SET TASK:
In full and without alteration, give the listing again.
--- START LISTED ENTRIES ---
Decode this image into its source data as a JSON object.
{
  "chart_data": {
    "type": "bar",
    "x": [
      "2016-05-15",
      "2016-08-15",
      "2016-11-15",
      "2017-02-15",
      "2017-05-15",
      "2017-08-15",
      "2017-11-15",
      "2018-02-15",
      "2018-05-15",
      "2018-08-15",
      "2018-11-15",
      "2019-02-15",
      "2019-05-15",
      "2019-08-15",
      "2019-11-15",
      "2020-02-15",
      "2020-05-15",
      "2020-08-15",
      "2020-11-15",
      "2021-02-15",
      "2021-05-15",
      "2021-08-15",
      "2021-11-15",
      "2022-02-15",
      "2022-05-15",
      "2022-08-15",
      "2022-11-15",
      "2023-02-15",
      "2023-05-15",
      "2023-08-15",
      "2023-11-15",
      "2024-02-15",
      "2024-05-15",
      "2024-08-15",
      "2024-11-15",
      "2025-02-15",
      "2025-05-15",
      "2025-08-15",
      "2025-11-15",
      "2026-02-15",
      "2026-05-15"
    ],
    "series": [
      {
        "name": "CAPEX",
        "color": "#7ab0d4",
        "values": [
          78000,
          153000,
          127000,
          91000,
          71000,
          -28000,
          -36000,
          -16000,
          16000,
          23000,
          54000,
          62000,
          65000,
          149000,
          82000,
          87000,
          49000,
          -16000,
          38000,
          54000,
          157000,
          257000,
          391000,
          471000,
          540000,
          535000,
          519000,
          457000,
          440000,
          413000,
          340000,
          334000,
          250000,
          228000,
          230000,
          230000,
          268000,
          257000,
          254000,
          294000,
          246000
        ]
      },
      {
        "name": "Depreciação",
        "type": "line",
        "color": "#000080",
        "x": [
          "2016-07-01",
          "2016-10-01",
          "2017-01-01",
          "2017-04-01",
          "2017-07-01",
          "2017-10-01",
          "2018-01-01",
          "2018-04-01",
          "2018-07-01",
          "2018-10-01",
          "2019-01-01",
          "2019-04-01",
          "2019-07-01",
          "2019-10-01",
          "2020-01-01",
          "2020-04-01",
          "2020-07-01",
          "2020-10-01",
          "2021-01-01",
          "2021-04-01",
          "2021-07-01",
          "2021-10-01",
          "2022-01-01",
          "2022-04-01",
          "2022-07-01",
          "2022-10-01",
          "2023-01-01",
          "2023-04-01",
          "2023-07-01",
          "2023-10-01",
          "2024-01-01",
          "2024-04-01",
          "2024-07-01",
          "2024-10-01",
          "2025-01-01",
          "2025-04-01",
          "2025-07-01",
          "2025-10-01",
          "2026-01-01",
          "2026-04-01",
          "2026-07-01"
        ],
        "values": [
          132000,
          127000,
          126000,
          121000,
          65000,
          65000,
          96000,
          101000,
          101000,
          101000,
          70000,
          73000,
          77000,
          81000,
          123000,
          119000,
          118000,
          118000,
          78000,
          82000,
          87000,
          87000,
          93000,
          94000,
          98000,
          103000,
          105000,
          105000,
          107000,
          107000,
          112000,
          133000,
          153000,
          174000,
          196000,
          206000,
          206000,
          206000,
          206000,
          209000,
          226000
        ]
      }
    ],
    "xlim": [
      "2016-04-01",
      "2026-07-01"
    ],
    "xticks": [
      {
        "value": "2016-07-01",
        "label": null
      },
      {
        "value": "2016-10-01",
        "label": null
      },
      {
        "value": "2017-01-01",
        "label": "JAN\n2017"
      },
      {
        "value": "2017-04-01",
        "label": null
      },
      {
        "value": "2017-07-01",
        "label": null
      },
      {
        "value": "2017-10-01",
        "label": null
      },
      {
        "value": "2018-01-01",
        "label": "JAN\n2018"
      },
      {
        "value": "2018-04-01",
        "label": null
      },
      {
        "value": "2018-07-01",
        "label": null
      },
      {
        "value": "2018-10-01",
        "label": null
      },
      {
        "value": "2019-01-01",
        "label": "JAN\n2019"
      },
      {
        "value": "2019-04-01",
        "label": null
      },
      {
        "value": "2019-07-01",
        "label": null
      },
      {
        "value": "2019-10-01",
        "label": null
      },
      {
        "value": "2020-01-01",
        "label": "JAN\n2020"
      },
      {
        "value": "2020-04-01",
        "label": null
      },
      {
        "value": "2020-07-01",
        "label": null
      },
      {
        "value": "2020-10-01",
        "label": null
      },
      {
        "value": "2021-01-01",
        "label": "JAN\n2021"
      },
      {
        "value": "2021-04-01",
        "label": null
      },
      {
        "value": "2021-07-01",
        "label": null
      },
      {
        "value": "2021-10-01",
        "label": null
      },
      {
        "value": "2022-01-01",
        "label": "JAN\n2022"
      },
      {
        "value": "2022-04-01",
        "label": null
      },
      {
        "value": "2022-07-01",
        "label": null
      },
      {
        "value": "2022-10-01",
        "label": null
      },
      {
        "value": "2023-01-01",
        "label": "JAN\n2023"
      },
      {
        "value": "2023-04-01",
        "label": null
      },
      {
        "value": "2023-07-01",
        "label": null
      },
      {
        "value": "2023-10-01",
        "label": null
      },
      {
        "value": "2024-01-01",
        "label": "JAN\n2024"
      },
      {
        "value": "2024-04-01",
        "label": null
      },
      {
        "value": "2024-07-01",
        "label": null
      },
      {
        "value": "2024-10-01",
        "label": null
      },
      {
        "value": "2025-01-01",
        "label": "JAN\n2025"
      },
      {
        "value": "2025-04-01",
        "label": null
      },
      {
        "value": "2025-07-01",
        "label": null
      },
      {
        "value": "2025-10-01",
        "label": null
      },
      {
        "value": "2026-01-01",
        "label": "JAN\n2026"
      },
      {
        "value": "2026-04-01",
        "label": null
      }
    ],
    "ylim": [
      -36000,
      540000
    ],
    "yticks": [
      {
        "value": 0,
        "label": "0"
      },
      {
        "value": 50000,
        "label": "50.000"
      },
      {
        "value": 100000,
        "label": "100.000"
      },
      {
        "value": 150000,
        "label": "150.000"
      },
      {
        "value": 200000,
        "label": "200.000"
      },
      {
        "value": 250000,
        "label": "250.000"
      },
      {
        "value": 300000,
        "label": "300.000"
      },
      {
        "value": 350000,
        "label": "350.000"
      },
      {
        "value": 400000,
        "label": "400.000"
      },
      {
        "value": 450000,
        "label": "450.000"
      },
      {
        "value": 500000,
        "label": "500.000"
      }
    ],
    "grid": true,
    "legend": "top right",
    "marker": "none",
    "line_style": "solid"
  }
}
--- END LISTED ENTRIES ---
TASK ANSWER:
Decode this image into its source data as a JSON object.
{
  "chart_data": {
    "type": "bar",
    "x": [
      "2016-05-15",
      "2016-08-15",
      "2016-11-15",
      "2017-02-15",
      "2017-05-15",
      "2017-08-15",
      "2017-11-15",
      "2018-02-15",
      "2018-05-15",
      "2018-08-15",
      "2018-11-15",
      "2019-02-15",
      "2019-05-15",
      "2019-08-15",
      "2019-11-15",
      "2020-02-15",
      "2020-05-15",
      "2020-08-15",
      "2020-11-15",
      "2021-02-15",
      "2021-05-15",
      "2021-08-15",
      "2021-11-15",
      "2022-02-15",
      "2022-05-15",
      "2022-08-15",
      "2022-11-15",
      "2023-02-15",
      "2023-05-15",
      "2023-08-15",
      "2023-11-15",
      "2024-02-15",
      "2024-05-15",
      "2024-08-15",
      "2024-11-15",
      "2025-02-15",
      "2025-05-15",
      "2025-08-15",
      "2025-11-15",
      "2026-02-15",
      "2026-05-15"
    ],
    "series": [
      {
        "name": "CAPEX",
        "color": "#7ab0d4",
        "values": [
          78000,
          153000,
          127000,
          91000,
          71000,
          -28000,
          -36000,
          -16000,
          16000,
          23000,
          54000,
          62000,
          65000,
          149000,
          82000,
          87000,
          49000,
          -16000,
          38000,
          54000,
          157000,
          257000,
          391000,
          471000,
          540000,
          535000,
          519000,
          457000,
          440000,
          413000,
          340000,
          334000,
          250000,
          228000,
          230000,
          230000,
          268000,
          257000,
          254000,
          294000,
          246000
        ]
      },
      {
        "name": "Depreciação",
        "type": "line",
        "color": "#000080",
        "x": [
          "2016-07-01",
          "2016-10-01",
          "2017-01-01",
          "2017-04-01",
          "2017-07-01",
          "2017-10-01",
          "2018-01-01",
          "2018-04-01",
          "2018-07-01",
          "2018-10-01",
          "2019-01-01",
          "2019-04-01",
          "2019-07-01",
          "2019-10-01",
          "2020-01-01",
          "2020-04-01",
          "2020-07-01",
          "2020-10-01",
          "2021-01-01",
          "2021-04-01",
          "2021-07-01",
          "2021-10-01",
          "2022-01-01",
          "2022-04-01",
          "2022-07-01",
          "2022-10-01",
          "2023-01-01",
          "2023-04-01",
          "2023-07-01",
          "2023-10-01",
          "2024-01-01",
          "2024-04-01",
          "2024-07-01",
          "2024-10-01",
          "2025-01-01",
          "2025-04-01",
          "2025-07-01",
          "2025-10-01",
          "2026-01-01",
          "2026-04-01",
          "2026-07-01"
        ],
        "values": [
          132000,
          127000,
          126000,
          121000,
          65000,
          65000,
          96000,
          101000,
          101000,
          101000,
          70000,
          73000,
          77000,
          81000,
          123000,
          119000,
          118000,
          118000,
          78000,
          82000,
          87000,
          87000,
          93000,
          94000,
          98000,
          103000,
          105000,
          105000,
          107000,
          107000,
          112000,
          133000,
          153000,
          174000,
          196000,
          206000,
          206000,
          206000,
          206000,
          209000,
          226000
        ]
      }
    ],
    "xlim": [
      "2016-04-01",
      "2026-07-01"
    ],
    "xticks": [
      {
        "value": "2016-07-01",
        "label": null
      },
      {
        "value": "2016-10-01",
        "label": null
      },
      {
        "value": "2017-01-01",
        "label": "JAN\n2017"
      },
      {
        "value": "2017-04-01",
        "label": null
      },
      {
        "value": "2017-07-01",
        "label": null
      },
      {
        "value": "2017-10-01",
        "label": null
      },
      {
        "value": "2018-01-01",
        "label": "JAN\n2018"
      },
      {
        "value": "2018-04-01",
        "label": null
      },
      {
        "value": "2018-07-01",
        "label": null
      },
      {
        "value": "2018-10-01",
        "label": null
      },
      {
        "value": "2019-01-01",
        "label": "JAN\n2019"
      },
      {
        "value": "2019-04-01",
        "label": null
      },
      {
        "value": "2019-07-01",
        "label": null
      },
      {
        "value": "2019-10-01",
        "label": null
      },
      {
        "value": "2020-01-01",
        "label": "JAN\n2020"
      },
      {
        "value": "2020-04-01",
        "label": null
      },
      {
        "value": "2020-07-01",
        "label": null
      },
      {
        "value": "2020-10-01",
        "label": null
      },
      {
        "value": "2021-01-01",
        "label": "JAN\n2021"
      },
      {
        "value": "2021-04-01",
        "label": null
      },
      {
        "value": "2021-07-01",
        "label": null
      },
      {
        "value": "2021-10-01",
        "label": null
      },
      {
        "value": "2022-01-01",
        "label": "JAN\n2022"
      },
      {
        "value": "2022-04-01",
        "label": null
      },
      {
        "value": "2022-07-01",
        "label": null
      },
      {
        "value": "2022-10-01",
        "label": null
      },
      {
        "value": "2023-01-01",
        "label": "JAN\n2023"
      },
      {
        "value": "2023-04-01",
        "label": null
      },
      {
        "value": "2023-07-01",
        "label": null
      },
      {
        "value": "2023-10-01",
        "label": null
      },
      {
        "value": "2024-01-01",
        "label": "JAN\n2024"
      },
      {
        "value": "2024-04-01",
        "label": null
      },
      {
        "value": "2024-07-01",
        "label": null
      },
      {
        "value": "2024-10-01",
        "label": null
      },
      {
        "value": "2025-01-01",
        "label": "JAN\n2025"
      },
      {
        "value": "2025-04-01",
        "label": null
      },
      {
        "value": "2025-07-01",
        "label": null
      },
      {
        "value": "2025-10-01",
        "label": null
      },
      {
        "value": "2026-01-01",
        "label": "JAN\n2026"
      },
      {
        "value": "2026-04-01",
        "label": null
      }
    ],
    "ylim": [
      -36000,
      540000
    ],
    "yticks": [
      {
        "value": 0,
        "label": "0"
      },
      {
        "value": 50000,
        "label": "50.000"
      },
      {
        "value": 100000,
        "label": "100.000"
      },
      {
        "value": 150000,
        "label": "150.000"
      },
      {
        "value": 200000,
        "label": "200.000"
      },
      {
        "value": 250000,
        "label": "250.000"
      },
      {
        "value": 300000,
        "label": "300.000"
      },
      {
        "value": 350000,
        "label": "350.000"
      },
      {
        "value": 400000,
        "label": "400.000"
      },
      {
        "value": 450000,
        "label": "450.000"
      },
      {
        "value": 500000,
        "label": "500.000"
      }
    ],
    "grid": true,
    "legend": "top right",
    "marker": "none",
    "line_style": "solid"
  }
}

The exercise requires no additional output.